- What is being asked:
Identify every line containing the word "duck" and reproduce each one.

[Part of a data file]
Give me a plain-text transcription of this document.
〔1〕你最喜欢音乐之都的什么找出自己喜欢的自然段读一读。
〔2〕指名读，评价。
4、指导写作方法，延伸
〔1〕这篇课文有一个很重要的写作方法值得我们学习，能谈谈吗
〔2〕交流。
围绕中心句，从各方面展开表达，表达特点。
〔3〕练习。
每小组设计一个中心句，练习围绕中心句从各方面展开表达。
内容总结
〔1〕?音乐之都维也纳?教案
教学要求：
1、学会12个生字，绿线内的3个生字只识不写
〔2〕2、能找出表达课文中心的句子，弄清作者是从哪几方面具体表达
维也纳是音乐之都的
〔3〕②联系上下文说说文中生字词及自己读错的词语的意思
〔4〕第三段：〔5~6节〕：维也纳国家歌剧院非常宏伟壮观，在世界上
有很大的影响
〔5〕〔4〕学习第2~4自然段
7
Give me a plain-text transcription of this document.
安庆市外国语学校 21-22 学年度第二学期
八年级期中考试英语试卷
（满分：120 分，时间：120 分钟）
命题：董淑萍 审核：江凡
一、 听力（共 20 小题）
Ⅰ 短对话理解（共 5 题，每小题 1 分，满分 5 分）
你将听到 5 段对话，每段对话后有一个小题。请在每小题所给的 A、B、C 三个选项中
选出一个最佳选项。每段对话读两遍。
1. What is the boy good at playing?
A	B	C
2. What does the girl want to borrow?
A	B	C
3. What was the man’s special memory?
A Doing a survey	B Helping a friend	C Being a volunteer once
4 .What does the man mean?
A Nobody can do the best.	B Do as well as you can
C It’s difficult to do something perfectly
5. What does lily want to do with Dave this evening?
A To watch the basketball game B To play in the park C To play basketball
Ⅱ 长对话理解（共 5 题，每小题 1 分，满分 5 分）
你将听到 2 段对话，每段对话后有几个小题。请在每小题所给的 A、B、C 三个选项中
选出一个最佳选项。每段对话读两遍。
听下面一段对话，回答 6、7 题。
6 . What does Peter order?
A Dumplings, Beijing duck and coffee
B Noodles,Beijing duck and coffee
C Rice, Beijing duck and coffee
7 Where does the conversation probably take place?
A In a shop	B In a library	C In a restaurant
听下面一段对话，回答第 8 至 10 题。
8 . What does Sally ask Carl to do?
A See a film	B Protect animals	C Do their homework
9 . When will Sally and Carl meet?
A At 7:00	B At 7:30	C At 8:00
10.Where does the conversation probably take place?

- Task result:
A Dumplings, Beijing duck and coffee
B Noodles,Beijing duck and coffee
C Rice, Beijing duck and coffee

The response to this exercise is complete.